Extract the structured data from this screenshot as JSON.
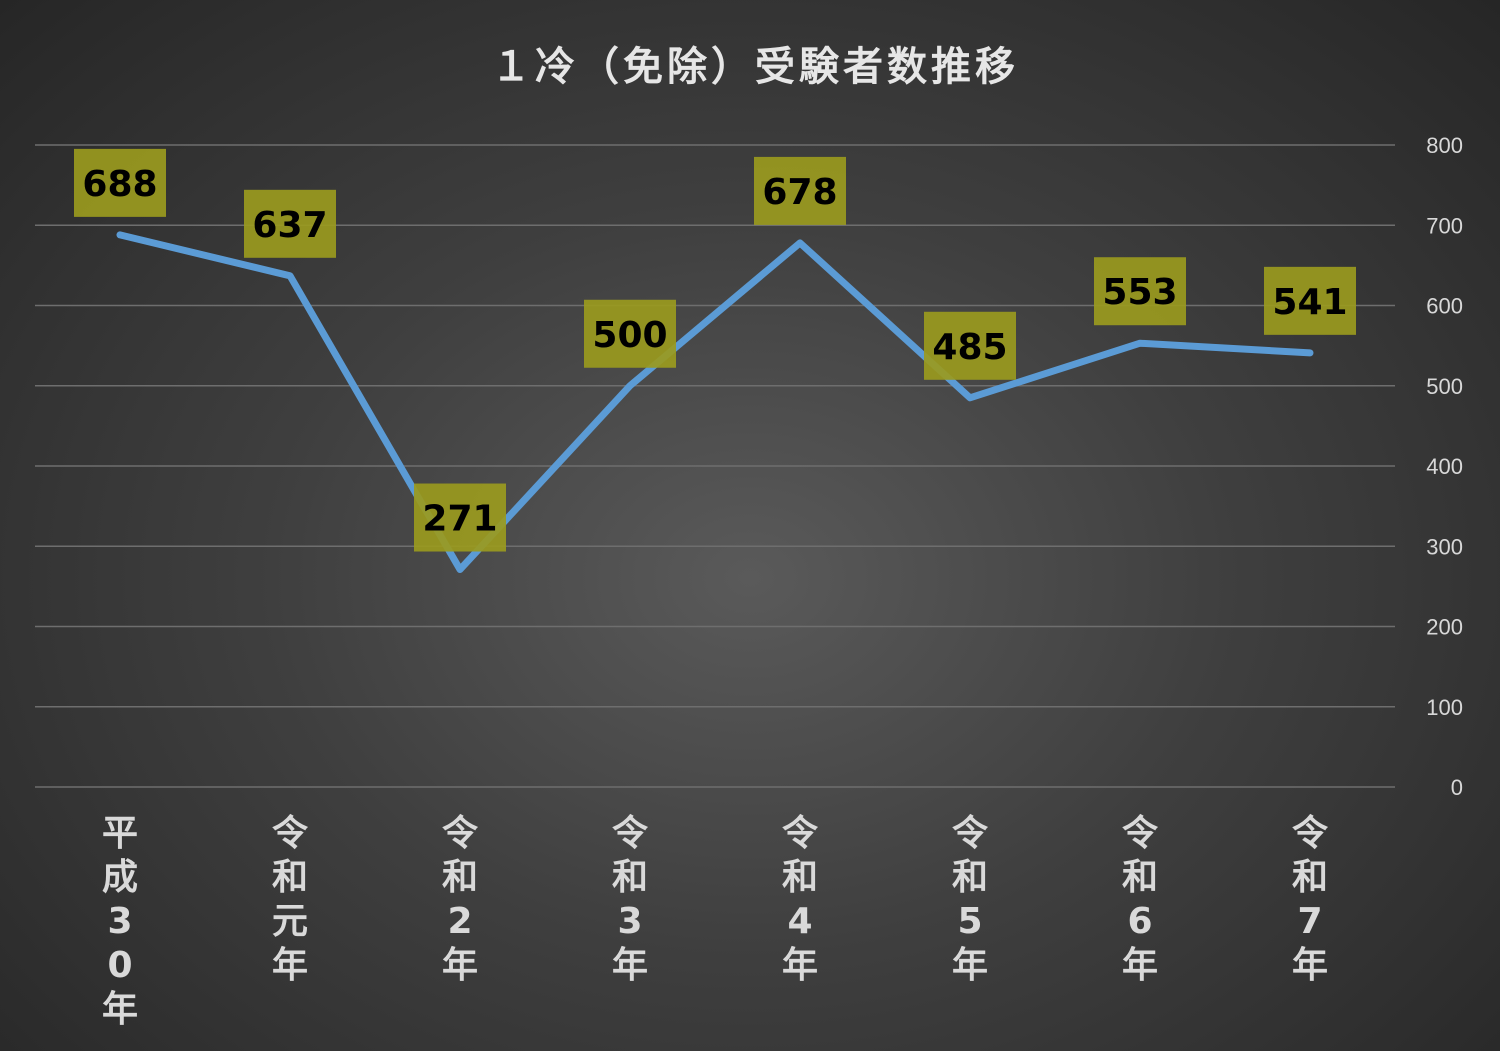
{
  "chart_data": {
    "type": "line",
    "title": "１冷（免除）受験者数推移",
    "categories": [
      "平成30年",
      "令和元年",
      "令和2年",
      "令和3年",
      "令和4年",
      "令和5年",
      "令和6年",
      "令和7年"
    ],
    "category_display": [
      [
        "平",
        "成",
        "3",
        "0",
        "年"
      ],
      [
        "令",
        "和",
        "元",
        "年"
      ],
      [
        "令",
        "和",
        "2",
        "年"
      ],
      [
        "令",
        "和",
        "3",
        "年"
      ],
      [
        "令",
        "和",
        "4",
        "年"
      ],
      [
        "令",
        "和",
        "5",
        "年"
      ],
      [
        "令",
        "和",
        "6",
        "年"
      ],
      [
        "令",
        "和",
        "7",
        "年"
      ]
    ],
    "series": [
      {
        "values": [
          688,
          637,
          271,
          500,
          678,
          485,
          553,
          541
        ]
      }
    ],
    "ylim": [
      0,
      800
    ],
    "yticks": [
      0,
      100,
      200,
      300,
      400,
      500,
      600,
      700,
      800
    ],
    "y_axis_side": "right",
    "grid": true,
    "legend": "none",
    "colors": {
      "line": "#5b9bd5",
      "label_box": "#9a9a1e",
      "grid": "#6e6e6e",
      "text": "#d9d9d9"
    }
  }
}
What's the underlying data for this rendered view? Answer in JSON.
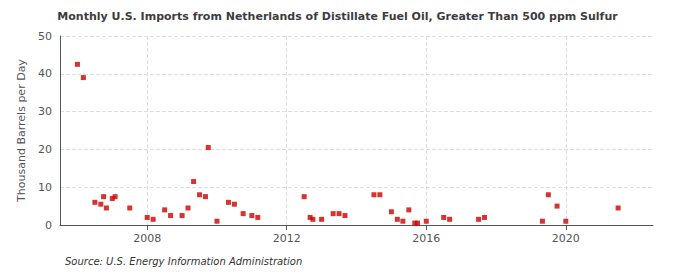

....

Given task: Which lines include "JSON"? Copy each of them out.

Task solution:
Extract the structured data from this screenshot as JSON.
What's the underlying data for this rendered view? Answer in JSON.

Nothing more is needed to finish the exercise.